■ WRITTEN INSTRUCTION ■
Would you output the whole listing below, exactly as it reads?

■ PROVIDED DATA ■
- - - -

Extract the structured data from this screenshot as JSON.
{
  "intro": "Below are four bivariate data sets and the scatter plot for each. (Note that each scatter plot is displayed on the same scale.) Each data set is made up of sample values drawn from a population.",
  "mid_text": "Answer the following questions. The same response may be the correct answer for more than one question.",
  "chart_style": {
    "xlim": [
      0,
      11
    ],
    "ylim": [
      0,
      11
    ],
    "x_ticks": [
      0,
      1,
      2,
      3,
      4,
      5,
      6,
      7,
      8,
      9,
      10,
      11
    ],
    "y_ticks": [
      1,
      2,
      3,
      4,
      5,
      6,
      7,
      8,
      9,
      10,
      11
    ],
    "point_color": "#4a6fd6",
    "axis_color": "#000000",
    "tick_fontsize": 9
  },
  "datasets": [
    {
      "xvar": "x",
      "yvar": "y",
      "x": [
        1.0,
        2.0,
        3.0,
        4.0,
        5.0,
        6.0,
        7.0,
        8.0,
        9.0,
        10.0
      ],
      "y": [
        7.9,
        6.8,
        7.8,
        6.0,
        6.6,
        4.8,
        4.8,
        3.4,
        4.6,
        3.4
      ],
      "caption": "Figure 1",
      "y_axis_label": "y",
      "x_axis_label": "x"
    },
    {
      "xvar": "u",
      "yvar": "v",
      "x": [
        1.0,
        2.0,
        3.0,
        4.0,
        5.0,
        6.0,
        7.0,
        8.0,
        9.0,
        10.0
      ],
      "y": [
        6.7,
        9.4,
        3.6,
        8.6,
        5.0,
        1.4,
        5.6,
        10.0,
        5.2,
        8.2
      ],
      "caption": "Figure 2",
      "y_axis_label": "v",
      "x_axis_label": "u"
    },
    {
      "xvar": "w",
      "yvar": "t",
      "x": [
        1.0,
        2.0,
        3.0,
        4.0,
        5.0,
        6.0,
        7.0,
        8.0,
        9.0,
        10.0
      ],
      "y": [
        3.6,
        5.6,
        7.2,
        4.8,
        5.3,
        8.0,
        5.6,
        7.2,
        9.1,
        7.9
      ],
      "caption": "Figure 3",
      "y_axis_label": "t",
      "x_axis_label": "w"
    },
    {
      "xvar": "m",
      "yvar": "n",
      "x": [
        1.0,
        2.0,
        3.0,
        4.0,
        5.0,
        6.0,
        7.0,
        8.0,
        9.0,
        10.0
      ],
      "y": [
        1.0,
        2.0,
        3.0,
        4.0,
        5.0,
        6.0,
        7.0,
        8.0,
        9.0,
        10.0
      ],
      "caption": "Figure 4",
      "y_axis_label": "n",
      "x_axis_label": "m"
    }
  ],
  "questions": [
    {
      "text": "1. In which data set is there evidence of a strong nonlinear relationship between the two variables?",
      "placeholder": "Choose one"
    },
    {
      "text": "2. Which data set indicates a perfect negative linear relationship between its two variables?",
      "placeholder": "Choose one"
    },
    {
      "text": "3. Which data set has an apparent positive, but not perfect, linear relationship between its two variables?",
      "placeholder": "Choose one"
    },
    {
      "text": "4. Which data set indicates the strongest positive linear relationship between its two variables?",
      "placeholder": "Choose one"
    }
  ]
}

- - - -

■ TASK RESULT ■
Extract the structured data from this screenshot as JSON.
{
  "intro": "Below are four bivariate data sets and the scatter plot for each. (Note that each scatter plot is displayed on the same scale.) Each data set is made up of sample values drawn from a population.",
  "mid_text": "Answer the following questions. The same response may be the correct answer for more than one question.",
  "chart_style": {
    "xlim": [
      0,
      11
    ],
    "ylim": [
      0,
      11
    ],
    "x_ticks": [
      0,
      1,
      2,
      3,
      4,
      5,
      6,
      7,
      8,
      9,
      10,
      11
    ],
    "y_ticks": [
      1,
      2,
      3,
      4,
      5,
      6,
      7,
      8,
      9,
      10,
      11
    ],
    "point_color": "#4a6fd6",
    "axis_color": "#000000",
    "tick_fontsize": 9
  },
  "datasets": [
    {
      "xvar": "x",
      "yvar": "y",
      "x": [
        1.0,
        2.0,
        3.0,
        4.0,
        5.0,
        6.0,
        7.0,
        8.0,
        9.0,
        10.0
      ],
      "y": [
        7.9,
        6.8,
        7.8,
        6.0,
        6.6,
        4.8,
        4.8,
        3.4,
        4.6,
        3.4
      ],
      "caption": "Figure 1",
      "y_axis_label": "y",
      "x_axis_label": "x"
    },
    {
      "xvar": "u",
      "yvar": "v",
      "x": [
        1.0,
        2.0,
        3.0,
        4.0,
        5.0,
        6.0,
        7.0,
        8.0,
        9.0,
        10.0
      ],
      "y": [
        6.7,
        9.4,
        3.6,
        8.6,
        5.0,
        1.4,
        5.6,
        10.0,
        5.2,
        8.2
      ],
      "caption": "Figure 2",
      "y_axis_label": "v",
      "x_axis_label": "u"
    },
    {
      "xvar": "w",
      "yvar": "t",
      "x": [
        1.0,
        2.0,
        3.0,
        4.0,
        5.0,
        6.0,
        7.0,
        8.0,
        9.0,
        10.0
      ],
      "y": [
        3.6,
        5.6,
        7.2,
        4.8,
        5.3,
        8.0,
        5.6,
        7.2,
        9.1,
        7.9
      ],
      "caption": "Figure 3",
      "y_axis_label": "t",
      "x_axis_label": "w"
    },
    {
      "xvar": "m",
      "yvar": "n",
      "x": [
        1.0,
        2.0,
        3.0,
        4.0,
        5.0,
        6.0,
        7.0,
        8.0,
        9.0,
        10.0
      ],
      "y": [
        1.0,
        2.0,
        3.0,
        4.0,
        5.0,
        6.0,
        7.0,
        8.0,
        9.0,
        10.0
      ],
      "caption": "Figure 4",
      "y_axis_label": "n",
      "x_axis_label": "m"
    }
  ],
  "questions": [
    {
      "text": "1. In which data set is there evidence of a strong nonlinear relationship between the two variables?",
      "placeholder": "Choose one"
    },
    {
      "text": "2. Which data set indicates a perfect negative linear relationship between its two variables?",
      "placeholder": "Choose one"
    },
    {
      "text": "3. Which data set has an apparent positive, but not perfect, linear relationship between its two variables?",
      "placeholder": "Choose one"
    },
    {
      "text": "4. Which data set indicates the strongest positive linear relationship between its two variables?",
      "placeholder": "Choose one"
    }
  ]
}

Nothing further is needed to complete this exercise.